◆ STATED EXERCISE
Tally the lines containing the word "plain", and report the tally alone.
►
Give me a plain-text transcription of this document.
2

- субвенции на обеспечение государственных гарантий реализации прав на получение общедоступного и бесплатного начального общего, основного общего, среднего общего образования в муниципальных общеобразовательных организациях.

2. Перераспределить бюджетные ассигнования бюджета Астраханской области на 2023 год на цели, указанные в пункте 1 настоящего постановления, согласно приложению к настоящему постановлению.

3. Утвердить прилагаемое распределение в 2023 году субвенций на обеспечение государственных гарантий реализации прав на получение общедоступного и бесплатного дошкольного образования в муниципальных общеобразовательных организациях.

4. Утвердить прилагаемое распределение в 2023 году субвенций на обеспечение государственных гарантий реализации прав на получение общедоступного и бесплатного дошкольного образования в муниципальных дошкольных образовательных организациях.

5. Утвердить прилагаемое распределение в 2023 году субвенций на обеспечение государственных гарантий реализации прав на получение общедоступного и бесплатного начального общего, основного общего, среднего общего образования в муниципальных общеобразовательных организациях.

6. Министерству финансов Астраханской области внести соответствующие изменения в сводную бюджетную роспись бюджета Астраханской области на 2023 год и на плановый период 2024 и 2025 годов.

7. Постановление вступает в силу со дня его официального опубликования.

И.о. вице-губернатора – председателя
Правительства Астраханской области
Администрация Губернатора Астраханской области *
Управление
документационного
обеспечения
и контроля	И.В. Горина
◄
►
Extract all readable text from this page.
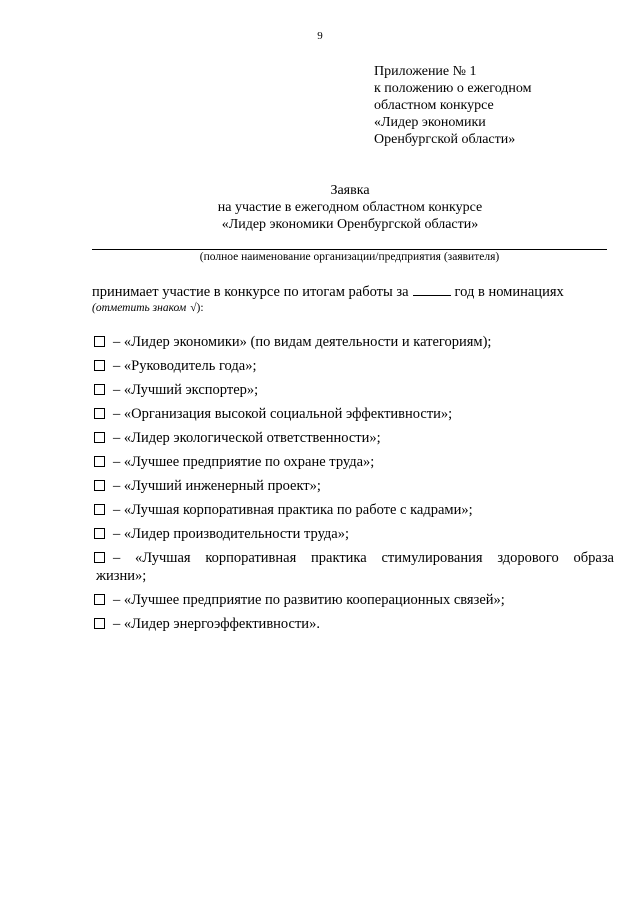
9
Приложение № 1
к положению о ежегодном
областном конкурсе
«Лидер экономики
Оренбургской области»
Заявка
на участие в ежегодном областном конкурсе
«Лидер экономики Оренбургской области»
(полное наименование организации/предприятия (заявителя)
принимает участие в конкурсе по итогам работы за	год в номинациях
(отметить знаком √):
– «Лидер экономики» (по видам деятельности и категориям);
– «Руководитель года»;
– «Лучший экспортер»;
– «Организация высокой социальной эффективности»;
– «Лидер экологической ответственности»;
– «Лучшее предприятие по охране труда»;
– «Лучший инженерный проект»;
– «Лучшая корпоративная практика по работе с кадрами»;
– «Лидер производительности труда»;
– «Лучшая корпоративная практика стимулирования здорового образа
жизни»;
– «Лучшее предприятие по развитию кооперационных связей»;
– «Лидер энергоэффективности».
◄
►
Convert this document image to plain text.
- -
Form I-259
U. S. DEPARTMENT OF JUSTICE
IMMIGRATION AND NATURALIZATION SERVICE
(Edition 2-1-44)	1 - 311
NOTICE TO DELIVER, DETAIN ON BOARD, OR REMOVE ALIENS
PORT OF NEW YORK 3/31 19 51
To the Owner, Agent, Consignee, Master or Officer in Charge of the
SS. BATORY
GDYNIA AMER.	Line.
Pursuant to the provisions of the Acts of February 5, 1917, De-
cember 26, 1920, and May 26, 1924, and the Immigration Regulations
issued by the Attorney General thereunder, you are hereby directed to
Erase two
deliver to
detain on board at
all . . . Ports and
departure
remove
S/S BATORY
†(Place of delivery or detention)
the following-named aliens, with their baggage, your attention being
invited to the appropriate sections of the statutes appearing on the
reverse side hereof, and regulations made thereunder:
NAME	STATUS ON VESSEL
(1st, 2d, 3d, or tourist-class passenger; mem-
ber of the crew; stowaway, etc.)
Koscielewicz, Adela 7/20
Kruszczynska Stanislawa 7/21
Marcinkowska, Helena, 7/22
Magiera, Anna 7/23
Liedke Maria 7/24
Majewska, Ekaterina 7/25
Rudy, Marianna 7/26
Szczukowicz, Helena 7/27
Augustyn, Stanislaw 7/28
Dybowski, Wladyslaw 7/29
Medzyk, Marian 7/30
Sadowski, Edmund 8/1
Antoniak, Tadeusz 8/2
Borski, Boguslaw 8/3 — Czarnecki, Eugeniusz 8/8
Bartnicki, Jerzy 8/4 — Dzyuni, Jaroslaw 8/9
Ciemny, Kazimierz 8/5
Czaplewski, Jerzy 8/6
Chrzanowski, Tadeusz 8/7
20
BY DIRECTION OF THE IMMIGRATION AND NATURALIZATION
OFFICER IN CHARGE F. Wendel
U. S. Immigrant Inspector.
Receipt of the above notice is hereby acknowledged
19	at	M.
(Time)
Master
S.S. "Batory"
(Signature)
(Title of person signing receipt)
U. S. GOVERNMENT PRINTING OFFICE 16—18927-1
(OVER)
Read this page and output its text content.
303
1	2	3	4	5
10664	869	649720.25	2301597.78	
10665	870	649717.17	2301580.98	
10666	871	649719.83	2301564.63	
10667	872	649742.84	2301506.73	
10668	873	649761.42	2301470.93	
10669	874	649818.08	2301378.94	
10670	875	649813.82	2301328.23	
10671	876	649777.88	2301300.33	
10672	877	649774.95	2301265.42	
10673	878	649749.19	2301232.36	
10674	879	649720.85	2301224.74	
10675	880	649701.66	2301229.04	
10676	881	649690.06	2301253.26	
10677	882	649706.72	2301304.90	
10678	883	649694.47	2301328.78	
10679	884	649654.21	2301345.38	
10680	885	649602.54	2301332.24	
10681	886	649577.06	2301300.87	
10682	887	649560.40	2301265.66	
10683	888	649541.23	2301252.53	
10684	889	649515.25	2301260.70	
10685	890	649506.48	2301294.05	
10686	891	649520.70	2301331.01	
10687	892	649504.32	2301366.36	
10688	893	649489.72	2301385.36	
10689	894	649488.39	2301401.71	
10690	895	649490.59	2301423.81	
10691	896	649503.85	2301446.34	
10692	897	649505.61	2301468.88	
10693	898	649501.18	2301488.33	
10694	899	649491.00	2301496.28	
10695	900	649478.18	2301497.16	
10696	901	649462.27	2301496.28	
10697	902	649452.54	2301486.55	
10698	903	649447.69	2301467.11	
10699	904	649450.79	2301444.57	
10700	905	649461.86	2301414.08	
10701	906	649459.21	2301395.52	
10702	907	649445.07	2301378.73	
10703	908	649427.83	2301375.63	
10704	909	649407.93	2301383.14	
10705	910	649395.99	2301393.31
◄
◆ EXERCISE RESPONSE
2